*Aim of the task*: Which lines hold the word "Draft"? Copy each of them.

◆ ◆ ◆ ◆ ◆

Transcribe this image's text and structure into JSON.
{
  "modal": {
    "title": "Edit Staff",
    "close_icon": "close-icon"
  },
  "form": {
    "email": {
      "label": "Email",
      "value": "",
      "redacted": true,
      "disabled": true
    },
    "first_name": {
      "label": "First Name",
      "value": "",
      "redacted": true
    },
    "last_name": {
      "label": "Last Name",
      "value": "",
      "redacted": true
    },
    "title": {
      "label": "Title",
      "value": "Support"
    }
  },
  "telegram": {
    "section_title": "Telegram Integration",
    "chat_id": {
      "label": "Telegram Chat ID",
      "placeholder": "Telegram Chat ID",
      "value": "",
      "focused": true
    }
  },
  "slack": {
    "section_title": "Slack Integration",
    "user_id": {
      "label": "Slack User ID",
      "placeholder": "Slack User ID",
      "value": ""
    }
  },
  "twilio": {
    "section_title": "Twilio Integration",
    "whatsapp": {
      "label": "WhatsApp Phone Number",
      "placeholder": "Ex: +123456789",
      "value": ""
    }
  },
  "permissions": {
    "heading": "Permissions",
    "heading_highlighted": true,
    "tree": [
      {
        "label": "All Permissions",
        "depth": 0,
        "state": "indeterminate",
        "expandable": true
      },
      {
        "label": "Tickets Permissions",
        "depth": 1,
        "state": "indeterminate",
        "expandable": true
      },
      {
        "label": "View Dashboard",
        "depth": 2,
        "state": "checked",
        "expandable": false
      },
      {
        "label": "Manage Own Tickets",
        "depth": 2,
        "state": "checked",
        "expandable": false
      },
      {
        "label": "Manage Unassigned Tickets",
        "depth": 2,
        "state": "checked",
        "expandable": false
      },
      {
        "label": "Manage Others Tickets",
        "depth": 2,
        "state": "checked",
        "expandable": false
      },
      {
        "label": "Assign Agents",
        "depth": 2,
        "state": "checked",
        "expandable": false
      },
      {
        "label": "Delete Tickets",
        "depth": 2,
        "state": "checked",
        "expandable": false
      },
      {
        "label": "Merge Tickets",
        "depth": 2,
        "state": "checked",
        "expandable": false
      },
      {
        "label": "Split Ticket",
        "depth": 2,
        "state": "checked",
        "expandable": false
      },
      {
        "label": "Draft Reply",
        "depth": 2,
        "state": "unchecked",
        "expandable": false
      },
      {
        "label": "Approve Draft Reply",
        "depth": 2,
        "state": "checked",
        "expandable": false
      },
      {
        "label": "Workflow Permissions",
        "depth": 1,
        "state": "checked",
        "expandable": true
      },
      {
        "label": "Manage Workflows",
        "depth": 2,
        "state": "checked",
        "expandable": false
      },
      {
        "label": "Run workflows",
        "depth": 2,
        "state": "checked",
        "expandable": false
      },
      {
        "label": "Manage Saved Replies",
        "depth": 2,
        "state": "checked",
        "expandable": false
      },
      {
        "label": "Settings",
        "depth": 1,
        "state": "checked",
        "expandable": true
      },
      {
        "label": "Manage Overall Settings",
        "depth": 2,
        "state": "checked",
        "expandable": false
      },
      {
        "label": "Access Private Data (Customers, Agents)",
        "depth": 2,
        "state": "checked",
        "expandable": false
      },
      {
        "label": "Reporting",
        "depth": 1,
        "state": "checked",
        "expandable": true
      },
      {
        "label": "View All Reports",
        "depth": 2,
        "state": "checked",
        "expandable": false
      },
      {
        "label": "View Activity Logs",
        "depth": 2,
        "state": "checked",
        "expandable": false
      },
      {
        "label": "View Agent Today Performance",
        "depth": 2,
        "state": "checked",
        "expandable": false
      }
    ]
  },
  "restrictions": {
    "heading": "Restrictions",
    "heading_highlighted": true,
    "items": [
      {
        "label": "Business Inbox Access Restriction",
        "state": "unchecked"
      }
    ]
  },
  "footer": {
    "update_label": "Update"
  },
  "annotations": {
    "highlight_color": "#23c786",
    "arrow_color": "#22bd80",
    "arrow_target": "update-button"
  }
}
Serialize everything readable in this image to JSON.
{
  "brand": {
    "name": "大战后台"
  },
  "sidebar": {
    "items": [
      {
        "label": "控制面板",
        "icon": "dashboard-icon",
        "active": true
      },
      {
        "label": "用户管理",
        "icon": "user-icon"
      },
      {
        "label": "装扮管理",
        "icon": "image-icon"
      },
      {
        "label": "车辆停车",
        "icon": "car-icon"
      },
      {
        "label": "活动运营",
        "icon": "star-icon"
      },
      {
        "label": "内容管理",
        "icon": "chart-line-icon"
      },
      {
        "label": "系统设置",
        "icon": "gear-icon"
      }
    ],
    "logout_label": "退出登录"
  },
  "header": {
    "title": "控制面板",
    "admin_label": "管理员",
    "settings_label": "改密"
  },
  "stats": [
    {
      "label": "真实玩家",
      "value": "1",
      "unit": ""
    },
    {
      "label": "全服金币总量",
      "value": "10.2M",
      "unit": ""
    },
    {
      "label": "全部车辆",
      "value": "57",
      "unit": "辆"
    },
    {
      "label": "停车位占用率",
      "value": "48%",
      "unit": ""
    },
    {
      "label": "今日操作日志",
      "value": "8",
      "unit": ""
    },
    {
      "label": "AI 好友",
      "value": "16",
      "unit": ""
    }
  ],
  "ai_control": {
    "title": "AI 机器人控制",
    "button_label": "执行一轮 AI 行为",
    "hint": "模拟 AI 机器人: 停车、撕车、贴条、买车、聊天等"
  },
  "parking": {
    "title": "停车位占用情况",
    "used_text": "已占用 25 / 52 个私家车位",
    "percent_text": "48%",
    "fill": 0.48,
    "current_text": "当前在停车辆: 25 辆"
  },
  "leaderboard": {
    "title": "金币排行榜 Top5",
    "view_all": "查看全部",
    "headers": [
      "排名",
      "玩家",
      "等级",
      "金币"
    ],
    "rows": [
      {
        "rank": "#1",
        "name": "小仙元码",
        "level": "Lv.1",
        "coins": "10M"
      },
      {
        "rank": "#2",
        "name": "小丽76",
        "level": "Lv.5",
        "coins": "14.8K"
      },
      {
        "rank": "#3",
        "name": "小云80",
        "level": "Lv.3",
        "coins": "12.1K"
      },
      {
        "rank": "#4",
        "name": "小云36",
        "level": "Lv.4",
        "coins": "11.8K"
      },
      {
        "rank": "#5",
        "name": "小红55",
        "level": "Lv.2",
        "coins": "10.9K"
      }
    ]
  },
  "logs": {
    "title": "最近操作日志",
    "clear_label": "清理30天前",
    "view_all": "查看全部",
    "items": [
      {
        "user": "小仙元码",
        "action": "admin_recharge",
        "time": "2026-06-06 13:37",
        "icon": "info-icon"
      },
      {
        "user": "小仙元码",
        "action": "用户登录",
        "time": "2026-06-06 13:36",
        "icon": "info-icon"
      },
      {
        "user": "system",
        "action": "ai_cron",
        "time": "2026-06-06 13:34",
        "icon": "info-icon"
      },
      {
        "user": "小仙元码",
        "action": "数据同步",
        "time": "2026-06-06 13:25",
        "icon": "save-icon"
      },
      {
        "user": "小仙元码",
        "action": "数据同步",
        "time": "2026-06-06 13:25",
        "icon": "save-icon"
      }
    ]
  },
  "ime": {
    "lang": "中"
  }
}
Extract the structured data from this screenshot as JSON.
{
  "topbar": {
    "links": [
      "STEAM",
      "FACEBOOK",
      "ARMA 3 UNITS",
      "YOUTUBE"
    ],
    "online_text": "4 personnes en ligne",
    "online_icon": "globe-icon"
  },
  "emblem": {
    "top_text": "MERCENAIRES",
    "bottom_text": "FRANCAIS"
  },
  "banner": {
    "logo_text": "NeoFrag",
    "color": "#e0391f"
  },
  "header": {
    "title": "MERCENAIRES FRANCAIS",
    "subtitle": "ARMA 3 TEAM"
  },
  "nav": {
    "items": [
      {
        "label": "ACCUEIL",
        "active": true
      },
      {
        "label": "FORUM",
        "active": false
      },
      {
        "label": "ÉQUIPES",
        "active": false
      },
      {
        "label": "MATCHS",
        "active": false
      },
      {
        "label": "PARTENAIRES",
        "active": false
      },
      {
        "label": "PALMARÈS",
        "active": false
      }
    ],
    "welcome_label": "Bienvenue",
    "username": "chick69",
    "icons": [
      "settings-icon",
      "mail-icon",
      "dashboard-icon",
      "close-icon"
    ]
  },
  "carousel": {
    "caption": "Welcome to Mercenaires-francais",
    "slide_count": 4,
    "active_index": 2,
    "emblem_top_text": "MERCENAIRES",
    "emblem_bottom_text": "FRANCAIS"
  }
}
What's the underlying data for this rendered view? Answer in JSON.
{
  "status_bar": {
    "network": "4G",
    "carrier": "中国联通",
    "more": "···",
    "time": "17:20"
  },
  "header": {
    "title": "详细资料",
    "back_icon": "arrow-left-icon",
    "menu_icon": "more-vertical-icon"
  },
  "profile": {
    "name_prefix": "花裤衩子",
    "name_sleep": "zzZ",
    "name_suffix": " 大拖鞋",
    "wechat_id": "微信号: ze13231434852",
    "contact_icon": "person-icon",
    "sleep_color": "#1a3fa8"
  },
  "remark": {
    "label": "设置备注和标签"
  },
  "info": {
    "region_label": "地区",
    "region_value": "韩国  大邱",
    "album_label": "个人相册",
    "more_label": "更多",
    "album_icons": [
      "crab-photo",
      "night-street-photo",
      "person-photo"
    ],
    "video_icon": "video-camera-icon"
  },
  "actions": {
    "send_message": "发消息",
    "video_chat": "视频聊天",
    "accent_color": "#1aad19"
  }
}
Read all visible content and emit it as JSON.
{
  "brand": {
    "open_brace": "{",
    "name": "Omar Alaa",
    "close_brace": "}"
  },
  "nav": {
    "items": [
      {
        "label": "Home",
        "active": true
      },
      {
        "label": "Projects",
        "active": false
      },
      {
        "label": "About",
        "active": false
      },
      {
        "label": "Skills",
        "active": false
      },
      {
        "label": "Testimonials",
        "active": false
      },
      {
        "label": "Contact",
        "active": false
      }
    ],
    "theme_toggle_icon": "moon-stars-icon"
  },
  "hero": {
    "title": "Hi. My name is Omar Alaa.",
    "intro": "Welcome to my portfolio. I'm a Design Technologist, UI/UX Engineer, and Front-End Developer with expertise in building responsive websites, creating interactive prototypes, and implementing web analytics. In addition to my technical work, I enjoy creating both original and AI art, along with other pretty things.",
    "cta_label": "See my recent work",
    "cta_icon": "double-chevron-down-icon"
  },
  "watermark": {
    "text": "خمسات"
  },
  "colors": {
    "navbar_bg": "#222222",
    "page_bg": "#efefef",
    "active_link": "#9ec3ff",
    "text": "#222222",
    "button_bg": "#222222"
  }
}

◆ ◆ ◆ ◆ ◆

*Written solution*:
        "label": "Draft Reply",
        "label": "Approve Draft Reply",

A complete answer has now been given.